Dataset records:

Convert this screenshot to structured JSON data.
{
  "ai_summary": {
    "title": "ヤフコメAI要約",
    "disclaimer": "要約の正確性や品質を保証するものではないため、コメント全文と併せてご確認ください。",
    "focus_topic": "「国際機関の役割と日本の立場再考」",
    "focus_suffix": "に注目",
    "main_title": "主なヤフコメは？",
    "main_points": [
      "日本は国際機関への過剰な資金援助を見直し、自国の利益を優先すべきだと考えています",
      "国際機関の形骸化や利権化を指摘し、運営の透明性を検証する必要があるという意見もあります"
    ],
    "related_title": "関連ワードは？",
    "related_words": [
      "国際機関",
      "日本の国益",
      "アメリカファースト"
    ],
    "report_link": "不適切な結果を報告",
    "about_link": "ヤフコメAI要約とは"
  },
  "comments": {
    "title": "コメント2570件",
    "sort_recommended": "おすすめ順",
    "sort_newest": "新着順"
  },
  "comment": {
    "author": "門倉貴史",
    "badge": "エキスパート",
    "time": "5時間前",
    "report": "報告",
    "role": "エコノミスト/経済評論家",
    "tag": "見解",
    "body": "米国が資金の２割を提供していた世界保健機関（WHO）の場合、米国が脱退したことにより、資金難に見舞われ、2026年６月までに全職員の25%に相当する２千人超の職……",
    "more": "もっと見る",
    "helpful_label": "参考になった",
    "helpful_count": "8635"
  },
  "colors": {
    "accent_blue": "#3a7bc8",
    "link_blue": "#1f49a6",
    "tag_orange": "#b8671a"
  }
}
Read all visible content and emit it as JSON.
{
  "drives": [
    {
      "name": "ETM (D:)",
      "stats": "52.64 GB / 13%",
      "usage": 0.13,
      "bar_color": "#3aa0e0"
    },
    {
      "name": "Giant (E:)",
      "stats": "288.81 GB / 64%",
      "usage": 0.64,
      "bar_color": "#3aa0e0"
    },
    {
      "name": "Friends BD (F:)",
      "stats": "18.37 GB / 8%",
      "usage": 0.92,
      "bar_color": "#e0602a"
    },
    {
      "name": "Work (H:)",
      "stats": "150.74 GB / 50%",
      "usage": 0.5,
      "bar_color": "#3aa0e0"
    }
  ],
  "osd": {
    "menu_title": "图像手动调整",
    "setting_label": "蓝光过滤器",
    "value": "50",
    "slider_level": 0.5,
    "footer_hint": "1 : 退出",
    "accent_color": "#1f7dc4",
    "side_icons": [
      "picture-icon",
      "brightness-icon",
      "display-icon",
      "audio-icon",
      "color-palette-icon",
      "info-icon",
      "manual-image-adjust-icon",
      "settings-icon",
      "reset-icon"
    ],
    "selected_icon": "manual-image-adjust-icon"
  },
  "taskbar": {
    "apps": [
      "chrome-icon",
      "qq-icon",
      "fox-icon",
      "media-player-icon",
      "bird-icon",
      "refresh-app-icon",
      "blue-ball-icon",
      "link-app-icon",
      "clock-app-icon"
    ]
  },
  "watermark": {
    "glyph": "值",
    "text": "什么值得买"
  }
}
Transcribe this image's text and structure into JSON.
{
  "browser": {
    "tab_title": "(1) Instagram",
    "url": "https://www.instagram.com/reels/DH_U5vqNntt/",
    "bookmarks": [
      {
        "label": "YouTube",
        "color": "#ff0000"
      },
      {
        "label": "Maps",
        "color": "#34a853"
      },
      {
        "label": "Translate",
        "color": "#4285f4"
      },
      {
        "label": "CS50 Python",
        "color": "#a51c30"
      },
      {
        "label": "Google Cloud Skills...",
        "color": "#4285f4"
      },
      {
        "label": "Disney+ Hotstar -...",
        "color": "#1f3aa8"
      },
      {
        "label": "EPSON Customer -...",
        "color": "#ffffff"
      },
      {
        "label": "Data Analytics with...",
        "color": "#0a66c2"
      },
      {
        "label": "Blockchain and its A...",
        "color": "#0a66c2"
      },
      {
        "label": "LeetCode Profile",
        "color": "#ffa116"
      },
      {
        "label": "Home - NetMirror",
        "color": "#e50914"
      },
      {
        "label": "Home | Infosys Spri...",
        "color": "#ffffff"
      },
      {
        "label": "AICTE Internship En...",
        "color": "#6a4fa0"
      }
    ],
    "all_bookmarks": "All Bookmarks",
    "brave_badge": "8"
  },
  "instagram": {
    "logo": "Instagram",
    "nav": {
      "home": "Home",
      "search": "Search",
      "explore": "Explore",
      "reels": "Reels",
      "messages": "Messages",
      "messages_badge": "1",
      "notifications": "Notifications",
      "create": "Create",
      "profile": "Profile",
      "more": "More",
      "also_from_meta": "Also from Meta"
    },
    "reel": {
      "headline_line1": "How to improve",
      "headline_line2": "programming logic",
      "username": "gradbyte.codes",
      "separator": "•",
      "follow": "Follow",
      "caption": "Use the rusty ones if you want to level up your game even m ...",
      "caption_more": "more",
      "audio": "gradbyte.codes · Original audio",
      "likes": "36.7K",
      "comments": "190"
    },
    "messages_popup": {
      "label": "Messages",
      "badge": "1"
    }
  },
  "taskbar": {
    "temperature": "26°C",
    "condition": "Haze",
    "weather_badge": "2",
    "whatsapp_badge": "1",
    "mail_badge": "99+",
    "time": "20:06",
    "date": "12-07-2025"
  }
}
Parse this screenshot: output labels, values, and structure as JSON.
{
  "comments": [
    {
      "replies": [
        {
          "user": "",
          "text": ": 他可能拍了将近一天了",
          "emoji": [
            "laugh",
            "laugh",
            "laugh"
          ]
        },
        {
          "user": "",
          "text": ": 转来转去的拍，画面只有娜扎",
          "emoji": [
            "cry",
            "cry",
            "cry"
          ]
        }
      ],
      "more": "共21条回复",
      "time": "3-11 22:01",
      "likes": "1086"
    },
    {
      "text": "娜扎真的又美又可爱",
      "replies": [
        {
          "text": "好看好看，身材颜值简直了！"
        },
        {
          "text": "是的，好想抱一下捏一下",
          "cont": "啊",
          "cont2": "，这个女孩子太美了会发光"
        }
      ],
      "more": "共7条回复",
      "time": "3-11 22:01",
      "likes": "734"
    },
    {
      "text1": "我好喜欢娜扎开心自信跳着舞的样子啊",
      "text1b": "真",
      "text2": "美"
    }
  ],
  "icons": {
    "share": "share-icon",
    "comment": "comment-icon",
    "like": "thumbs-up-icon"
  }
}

Task details:
Repeat the material from above exactly, word for word.

Answer for the task:
Convert this screenshot to structured JSON data.
{
  "ai_summary": {
    "title": "ヤフコメAI要約",
    "disclaimer": "要約の正確性や品質を保証するものではないため、コメント全文と併せてご確認ください。",
    "focus_topic": "「国際機関の役割と日本の立場再考」",
    "focus_suffix": "に注目",
    "main_title": "主なヤフコメは？",
    "main_points": [
      "日本は国際機関への過剰な資金援助を見直し、自国の利益を優先すべきだと考えています",
      "国際機関の形骸化や利権化を指摘し、運営の透明性を検証する必要があるという意見もあります"
    ],
    "related_title": "関連ワードは？",
    "related_words": [
      "国際機関",
      "日本の国益",
      "アメリカファースト"
    ],
    "report_link": "不適切な結果を報告",
    "about_link": "ヤフコメAI要約とは"
  },
  "comments": {
    "title": "コメント2570件",
    "sort_recommended": "おすすめ順",
    "sort_newest": "新着順"
  },
  "comment": {
    "author": "門倉貴史",
    "badge": "エキスパート",
    "time": "5時間前",
    "report": "報告",
    "role": "エコノミスト/経済評論家",
    "tag": "見解",
    "body": "米国が資金の２割を提供していた世界保健機関（WHO）の場合、米国が脱退したことにより、資金難に見舞われ、2026年６月までに全職員の25%に相当する２千人超の職……",
    "more": "もっと見る",
    "helpful_label": "参考になった",
    "helpful_count": "8635"
  },
  "colors": {
    "accent_blue": "#3a7bc8",
    "link_blue": "#1f49a6",
    "tag_orange": "#b8671a"
  }
}
Read all visible content and emit it as JSON.
{
  "drives": [
    {
      "name": "ETM (D:)",
      "stats": "52.64 GB / 13%",
      "usage": 0.13,
      "bar_color": "#3aa0e0"
    },
    {
      "name": "Giant (E:)",
      "stats": "288.81 GB / 64%",
      "usage": 0.64,
      "bar_color": "#3aa0e0"
    },
    {
      "name": "Friends BD (F:)",
      "stats": "18.37 GB / 8%",
      "usage": 0.92,
      "bar_color": "#e0602a"
    },
    {
      "name": "Work (H:)",
      "stats": "150.74 GB / 50%",
      "usage": 0.5,
      "bar_color": "#3aa0e0"
    }
  ],
  "osd": {
    "menu_title": "图像手动调整",
    "setting_label": "蓝光过滤器",
    "value": "50",
    "slider_level": 0.5,
    "footer_hint": "1 : 退出",
    "accent_color": "#1f7dc4",
    "side_icons": [
      "picture-icon",
      "brightness-icon",
      "display-icon",
      "audio-icon",
      "color-palette-icon",
      "info-icon",
      "manual-image-adjust-icon",
      "settings-icon",
      "reset-icon"
    ],
    "selected_icon": "manual-image-adjust-icon"
  },
  "taskbar": {
    "apps": [
      "chrome-icon",
      "qq-icon",
      "fox-icon",
      "media-player-icon",
      "bird-icon",
      "refresh-app-icon",
      "blue-ball-icon",
      "link-app-icon",
      "clock-app-icon"
    ]
  },
  "watermark": {
    "glyph": "值",
    "text": "什么值得买"
  }
}
Transcribe this image's text and structure into JSON.
{
  "browser": {
    "tab_title": "(1) Instagram",
    "url": "https://www.instagram.com/reels/DH_U5vqNntt/",
    "bookmarks": [
      {
        "label": "YouTube",
        "color": "#ff0000"
      },
      {
        "label": "Maps",
        "color": "#34a853"
      },
      {
        "label": "Translate",
        "color": "#4285f4"
      },
      {
        "label": "CS50 Python",
        "color": "#a51c30"
      },
      {
        "label": "Google Cloud Skills...",
        "color": "#4285f4"
      },
      {
        "label": "Disney+ Hotstar -...",
        "color": "#1f3aa8"
      },
      {
        "label": "EPSON Customer -...",
        "color": "#ffffff"
      },
      {
        "label": "Data Analytics with...",
        "color": "#0a66c2"
      },
      {
        "label": "Blockchain and its A...",
        "color": "#0a66c2"
      },
      {
        "label": "LeetCode Profile",
        "color": "#ffa116"
      },
      {
        "label": "Home - NetMirror",
        "color": "#e50914"
      },
      {
        "label": "Home | Infosys Spri...",
        "color": "#ffffff"
      },
      {
        "label": "AICTE Internship En...",
        "color": "#6a4fa0"
      }
    ],
    "all_bookmarks": "All Bookmarks",
    "brave_badge": "8"
  },
  "instagram": {
    "logo": "Instagram",
    "nav": {
      "home": "Home",
      "search": "Search",
      "explore": "Explore",
      "reels": "Reels",
      "messages": "Messages",
      "messages_badge": "1",
      "notifications": "Notifications",
      "create": "Create",
      "profile": "Profile",
      "more": "More",
      "also_from_meta": "Also from Meta"
    },
    "reel": {
      "headline_line1": "How to improve",
      "headline_line2": "programming logic",
      "username": "gradbyte.codes",
      "separator": "•",
      "follow": "Follow",
      "caption": "Use the rusty ones if you want to level up your game even m ...",
      "caption_more": "more",
      "audio": "gradbyte.codes · Original audio",
      "likes": "36.7K",
      "comments": "190"
    },
    "messages_popup": {
      "label": "Messages",
      "badge": "1"
    }
  },
  "taskbar": {
    "temperature": "26°C",
    "condition": "Haze",
    "weather_badge": "2",
    "whatsapp_badge": "1",
    "mail_badge": "99+",
    "time": "20:06",
    "date": "12-07-2025"
  }
}
Parse this screenshot: output labels, values, and structure as JSON.
{
  "comments": [
    {
      "replies": [
        {
          "user": "",
          "text": ": 他可能拍了将近一天了",
          "emoji": [
            "laugh",
            "laugh",
            "laugh"
          ]
        },
        {
          "user": "",
          "text": ": 转来转去的拍，画面只有娜扎",
          "emoji": [
            "cry",
            "cry",
            "cry"
          ]
        }
      ],
      "more": "共21条回复",
      "time": "3-11 22:01",
      "likes": "1086"
    },
    {
      "text": "娜扎真的又美又可爱",
      "replies": [
        {
          "text": "好看好看，身材颜值简直了！"
        },
        {
          "text": "是的，好想抱一下捏一下",
          "cont": "啊",
          "cont2": "，这个女孩子太美了会发光"
        }
      ],
      "more": "共7条回复",
      "time": "3-11 22:01",
      "likes": "734"
    },
    {
      "text1": "我好喜欢娜扎开心自信跳着舞的样子啊",
      "text1b": "真",
      "text2": "美"
    }
  ],
  "icons": {
    "share": "share-icon",
    "comment": "comment-icon",
    "like": "thumbs-up-icon"
  }
}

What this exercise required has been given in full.